All entries must be repeated exactly; do not include the pictures.
[begin GIVEN INFORMATION]
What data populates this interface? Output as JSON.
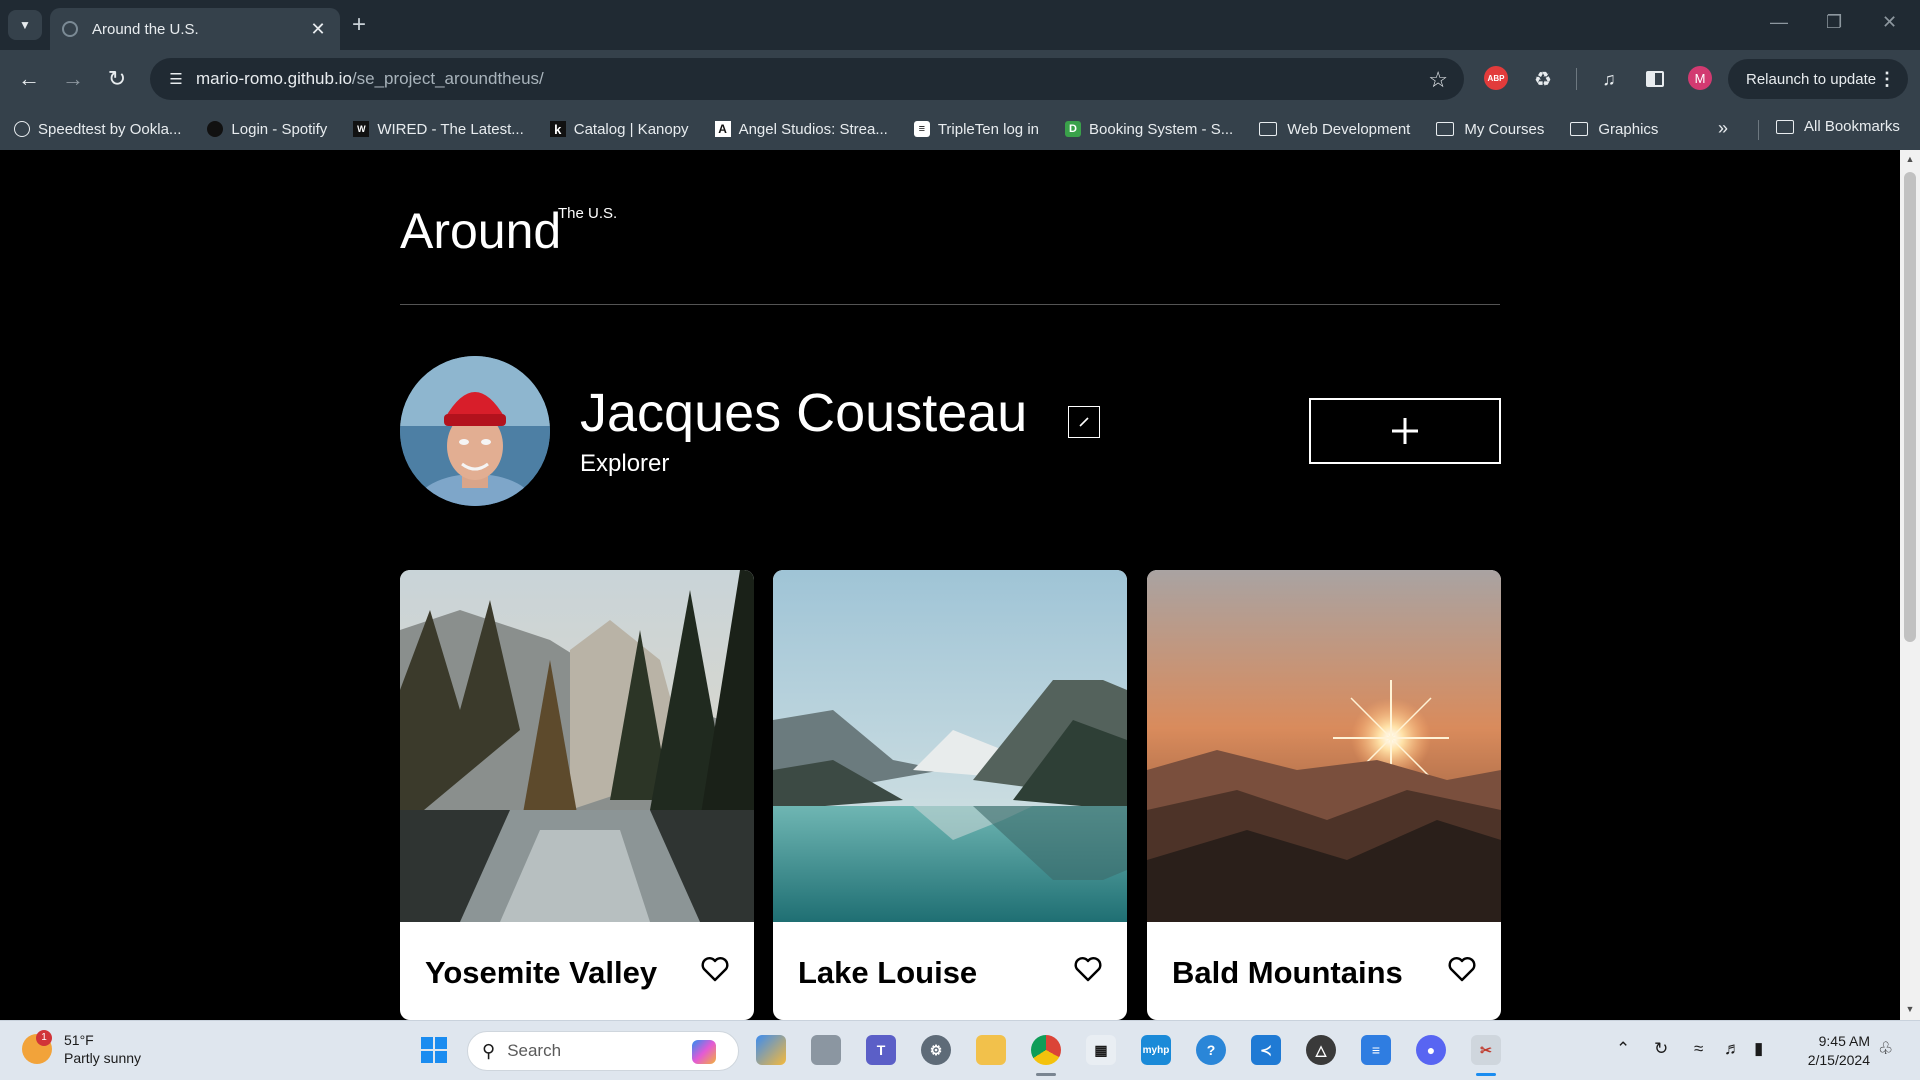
{
  "browser": {
    "tab_title": "Around the U.S.",
    "url_host": "mario-romo.github.io",
    "url_path": "/se_project_aroundtheus/",
    "relaunch_label": "Relaunch to update",
    "profile_initial": "M",
    "abp_label": "ABP",
    "bookmarks": [
      {
        "label": "Speedtest by Ookla...",
        "icon": "speedtest-icon"
      },
      {
        "label": "Login - Spotify",
        "icon": "spotify-icon"
      },
      {
        "label": "WIRED - The Latest...",
        "icon": "wired-icon"
      },
      {
        "label": "Catalog | Kanopy",
        "icon": "kanopy-icon"
      },
      {
        "label": "Angel Studios: Strea...",
        "icon": "angel-studios-icon"
      },
      {
        "label": "TripleTen log in",
        "icon": "tripleten-icon"
      },
      {
        "label": "Booking System - S...",
        "icon": "booking-icon"
      },
      {
        "label": "Web Development",
        "icon": "folder-icon"
      },
      {
        "label": "My Courses",
        "icon": "folder-icon"
      },
      {
        "label": "Graphics",
        "icon": "folder-icon"
      }
    ],
    "all_bookmarks_label": "All Bookmarks"
  },
  "page": {
    "logo_main": "Around",
    "logo_sup": "The U.S.",
    "profile": {
      "name": "Jacques Cousteau",
      "job": "Explorer"
    },
    "cards": [
      {
        "title": "Yosemite Valley"
      },
      {
        "title": "Lake Louise"
      },
      {
        "title": "Bald Mountains"
      }
    ]
  },
  "taskbar": {
    "weather_temp": "51°F",
    "weather_desc": "Partly sunny",
    "weather_badge": "1",
    "search_placeholder": "Search",
    "time": "9:45 AM",
    "date": "2/15/2024"
  },
  "colors": {
    "page_bg": "#000000",
    "chrome_dark": "#202a33",
    "chrome_toolbar": "#35414b",
    "card_bg": "#ffffff"
  }
}
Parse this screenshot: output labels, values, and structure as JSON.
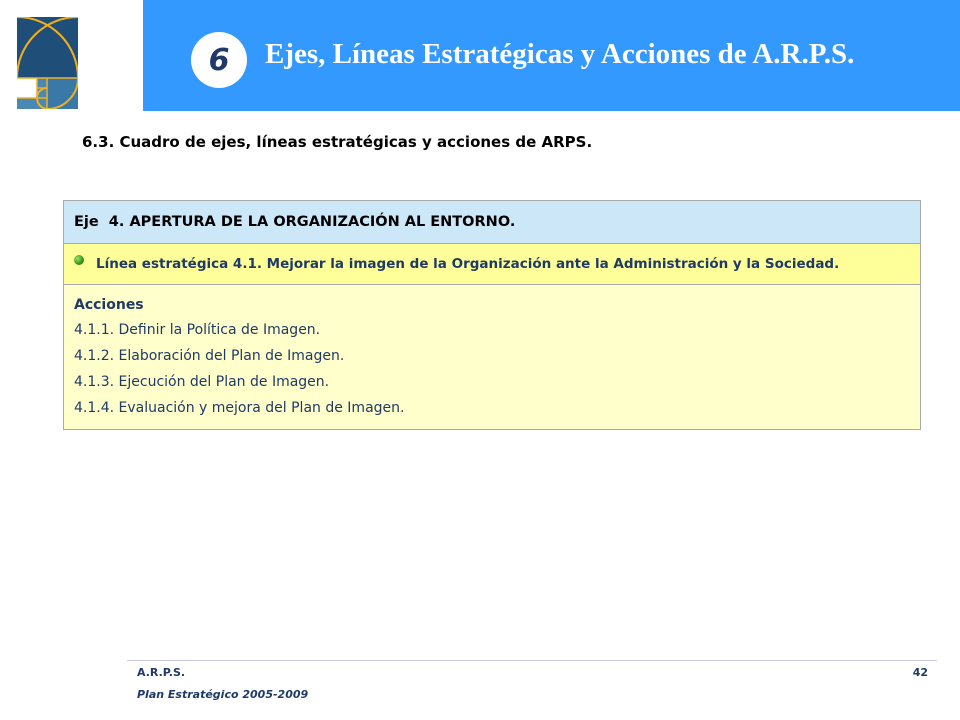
{
  "header": {
    "chapter_number": "6",
    "title": "Ejes, Líneas Estratégicas y Acciones de A.R.P.S."
  },
  "section": {
    "heading": "6.3. Cuadro de ejes, líneas estratégicas y acciones de ARPS."
  },
  "table": {
    "axis": "Eje  4. APERTURA DE LA ORGANIZACIÓN AL ENTORNO.",
    "line": "Línea estratégica 4.1. Mejorar la imagen de la Organización ante la Administración y la Sociedad.",
    "actions_title": "Acciones",
    "actions": [
      "4.1.1. Definir la Política de Imagen.",
      "4.1.2. Elaboración del Plan de Imagen.",
      "4.1.3. Ejecución del Plan de Imagen.",
      "4.1.4. Evaluación y mejora del Plan de Imagen."
    ]
  },
  "footer": {
    "org": "A.R.P.S.",
    "plan": "Plan Estratégico 2005-2009",
    "page": "42"
  },
  "colors": {
    "header_band": "#3399ff",
    "axis_row": "#cce8f8",
    "line_row": "#ffff99",
    "actions_row": "#ffffcc",
    "text_navy": "#1f3a66"
  }
}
[end GIVEN INFORMATION]
SOLUTION FOR THIS PROBLEM>
What data populates this interface? Output as JSON.
{
  "browser": {
    "tab_title": "Around the U.S.",
    "url_host": "mario-romo.github.io",
    "url_path": "/se_project_aroundtheus/",
    "relaunch_label": "Relaunch to update",
    "profile_initial": "M",
    "abp_label": "ABP",
    "bookmarks": [
      {
        "label": "Speedtest by Ookla...",
        "icon": "speedtest-icon"
      },
      {
        "label": "Login - Spotify",
        "icon": "spotify-icon"
      },
      {
        "label": "WIRED - The Latest...",
        "icon": "wired-icon"
      },
      {
        "label": "Catalog | Kanopy",
        "icon": "kanopy-icon"
      },
      {
        "label": "Angel Studios: Strea...",
        "icon": "angel-studios-icon"
      },
      {
        "label": "TripleTen log in",
        "icon": "tripleten-icon"
      },
      {
        "label": "Booking System - S...",
        "icon": "booking-icon"
      },
      {
        "label": "Web Development",
        "icon": "folder-icon"
      },
      {
        "label": "My Courses",
        "icon": "folder-icon"
      },
      {
        "label": "Graphics",
        "icon": "folder-icon"
      }
    ],
    "all_bookmarks_label": "All Bookmarks"
  },
  "page": {
    "logo_main": "Around",
    "logo_sup": "The U.S.",
    "profile": {
      "name": "Jacques Cousteau",
      "job": "Explorer"
    },
    "cards": [
      {
        "title": "Yosemite Valley"
      },
      {
        "title": "Lake Louise"
      },
      {
        "title": "Bald Mountains"
      }
    ]
  },
  "taskbar": {
    "weather_temp": "51°F",
    "weather_desc": "Partly sunny",
    "weather_badge": "1",
    "search_placeholder": "Search",
    "time": "9:45 AM",
    "date": "2/15/2024"
  },
  "colors": {
    "page_bg": "#000000",
    "chrome_dark": "#202a33",
    "chrome_toolbar": "#35414b",
    "card_bg": "#ffffff"
  }
}
Parse this screenshot: output labels, values, and structure as JSON.
{
  "header": {
    "chapter_number": "6",
    "title": "Ejes, Líneas Estratégicas y Acciones de A.R.P.S."
  },
  "section": {
    "heading": "6.3. Cuadro de ejes, líneas estratégicas y acciones de ARPS."
  },
  "table": {
    "axis": "Eje  4. APERTURA DE LA ORGANIZACIÓN AL ENTORNO.",
    "line": "Línea estratégica 4.1. Mejorar la imagen de la Organización ante la Administración y la Sociedad.",
    "actions_title": "Acciones",
    "actions": [
      "4.1.1. Definir la Política de Imagen.",
      "4.1.2. Elaboración del Plan de Imagen.",
      "4.1.3. Ejecución del Plan de Imagen.",
      "4.1.4. Evaluación y mejora del Plan de Imagen."
    ]
  },
  "footer": {
    "org": "A.R.P.S.",
    "plan": "Plan Estratégico 2005-2009",
    "page": "42"
  },
  "colors": {
    "header_band": "#3399ff",
    "axis_row": "#cce8f8",
    "line_row": "#ffff99",
    "actions_row": "#ffffcc",
    "text_navy": "#1f3a66"
  }
}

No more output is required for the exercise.